Start of MATERIALS PROVIDED
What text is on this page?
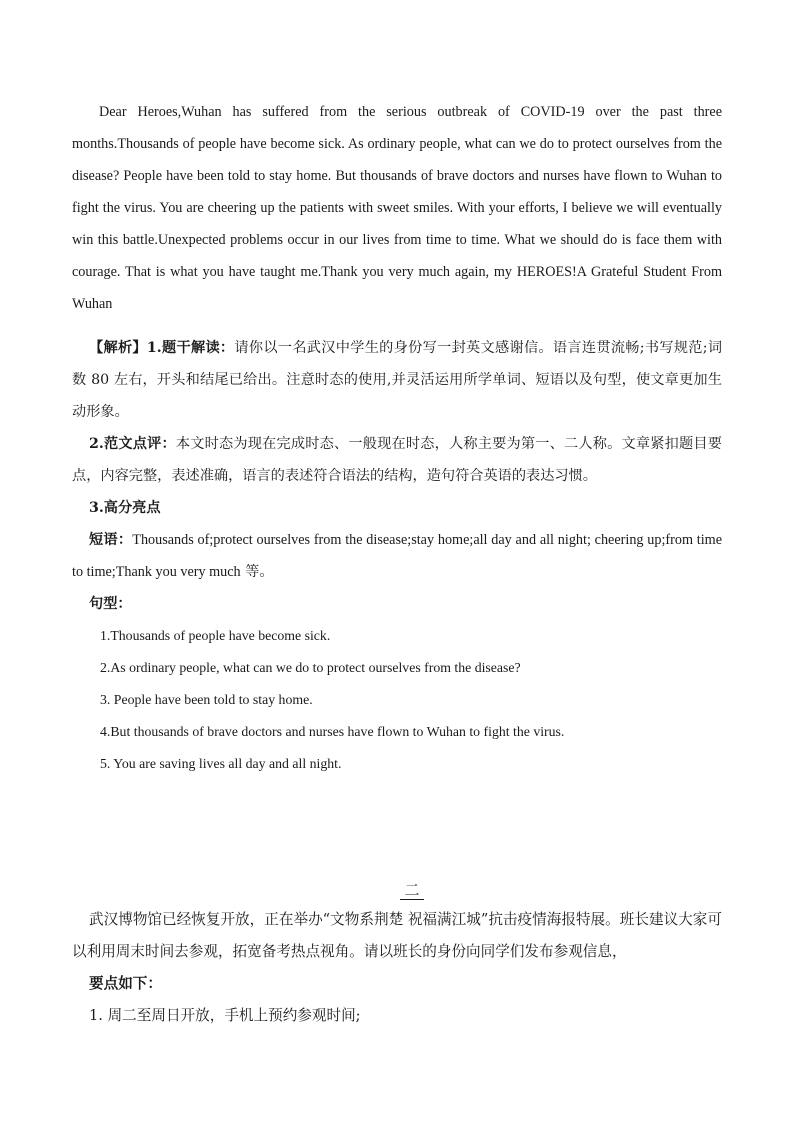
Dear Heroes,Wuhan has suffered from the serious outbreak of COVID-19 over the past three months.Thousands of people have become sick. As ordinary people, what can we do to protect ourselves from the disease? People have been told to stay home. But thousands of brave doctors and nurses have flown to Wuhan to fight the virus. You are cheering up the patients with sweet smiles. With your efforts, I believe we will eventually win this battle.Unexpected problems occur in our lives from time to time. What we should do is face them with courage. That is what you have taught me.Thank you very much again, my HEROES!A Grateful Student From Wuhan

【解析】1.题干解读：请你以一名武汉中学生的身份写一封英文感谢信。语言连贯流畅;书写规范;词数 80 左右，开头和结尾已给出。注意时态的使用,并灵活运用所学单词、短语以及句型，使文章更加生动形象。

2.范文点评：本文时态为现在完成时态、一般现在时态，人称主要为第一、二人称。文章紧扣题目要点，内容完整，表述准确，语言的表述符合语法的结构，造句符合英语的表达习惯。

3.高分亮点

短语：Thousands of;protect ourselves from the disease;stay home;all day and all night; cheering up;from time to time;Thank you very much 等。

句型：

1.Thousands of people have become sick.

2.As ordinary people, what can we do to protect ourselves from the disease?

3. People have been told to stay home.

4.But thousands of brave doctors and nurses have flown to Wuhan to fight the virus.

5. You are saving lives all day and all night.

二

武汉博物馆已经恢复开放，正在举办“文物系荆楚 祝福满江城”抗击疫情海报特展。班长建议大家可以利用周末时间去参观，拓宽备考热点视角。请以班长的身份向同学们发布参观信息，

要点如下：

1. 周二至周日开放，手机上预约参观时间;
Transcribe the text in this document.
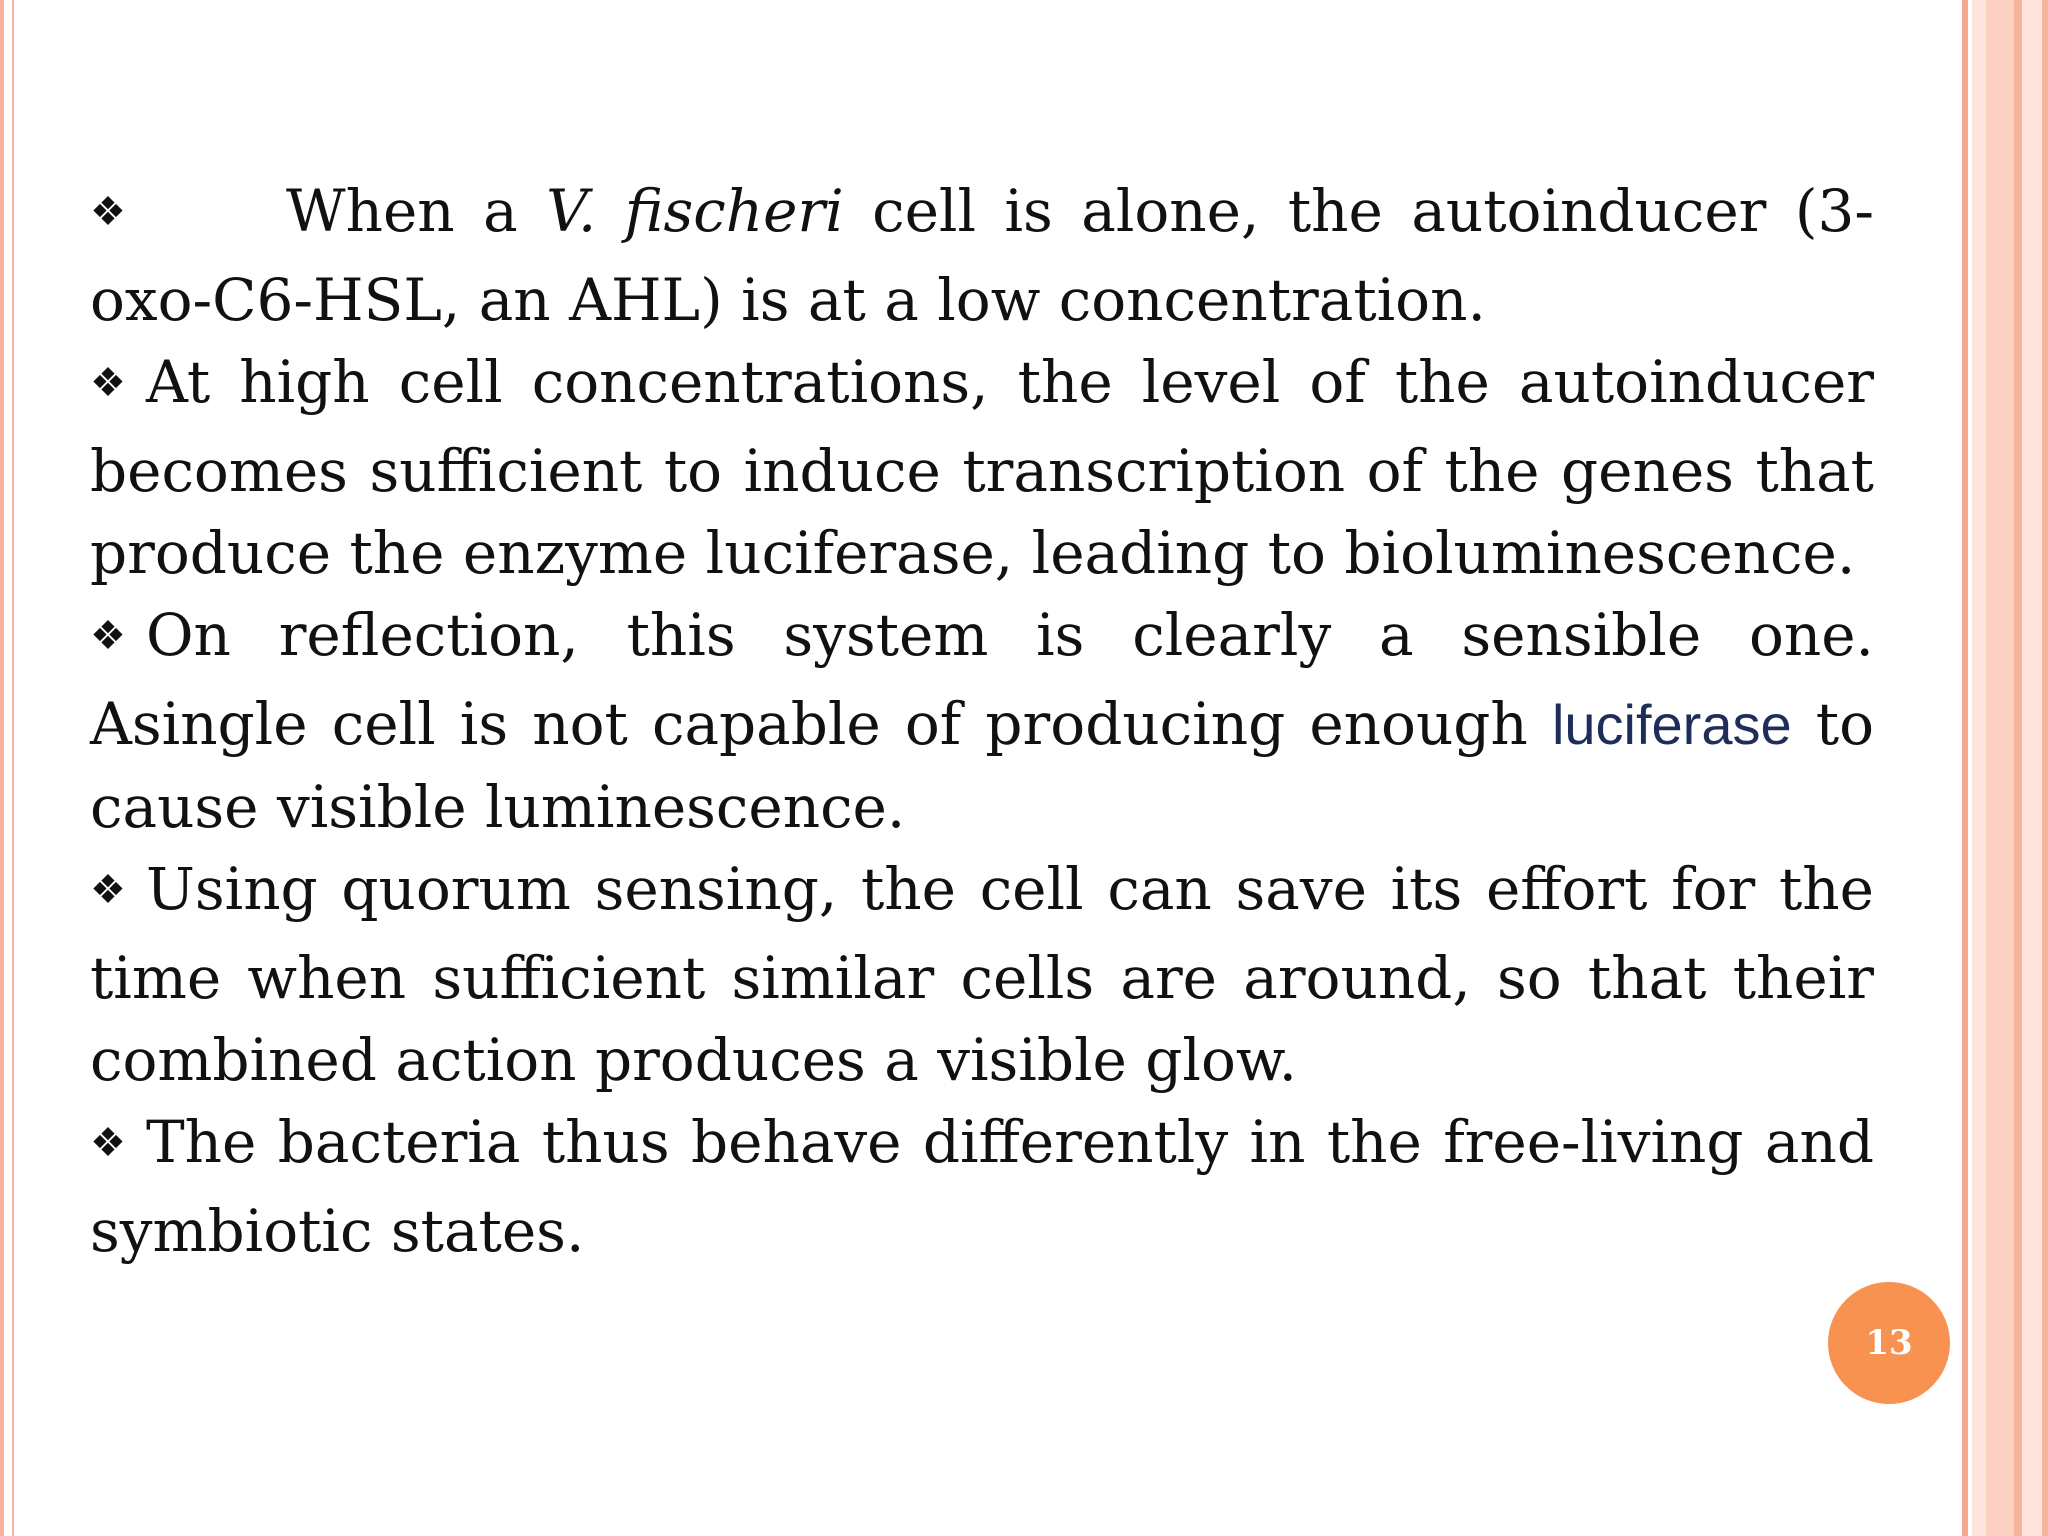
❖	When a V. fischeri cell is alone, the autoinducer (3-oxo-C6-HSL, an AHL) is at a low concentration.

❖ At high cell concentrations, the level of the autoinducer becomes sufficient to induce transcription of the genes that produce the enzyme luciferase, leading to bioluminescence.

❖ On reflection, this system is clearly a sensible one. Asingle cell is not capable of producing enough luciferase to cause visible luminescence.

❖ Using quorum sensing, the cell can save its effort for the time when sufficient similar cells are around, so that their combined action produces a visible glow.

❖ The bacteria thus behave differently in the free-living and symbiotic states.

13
End of MATERIALS PROVIDED
### TO DO
Search the entries for the word "nurses", then gather every line that has it.

### FINAL ANSWER
Dear Heroes,Wuhan has suffered from the serious outbreak of COVID-19 over the past three months.Thousands of people have become sick. As ordinary people, what can we do to protect ourselves from the disease? People have been told to stay home. But thousands of brave doctors and nurses have flown to Wuhan to fight the virus. You are cheering up the patients with sweet smiles. With your efforts, I believe we will eventually win this battle.Unexpected problems occur in our lives from time to time. What we should do is face them with courage. That is what you have taught me.Thank you very much again, my HEROES!A Grateful Student From Wuhan
4.But thousands of brave doctors and nurses have flown to Wuhan to fight the virus.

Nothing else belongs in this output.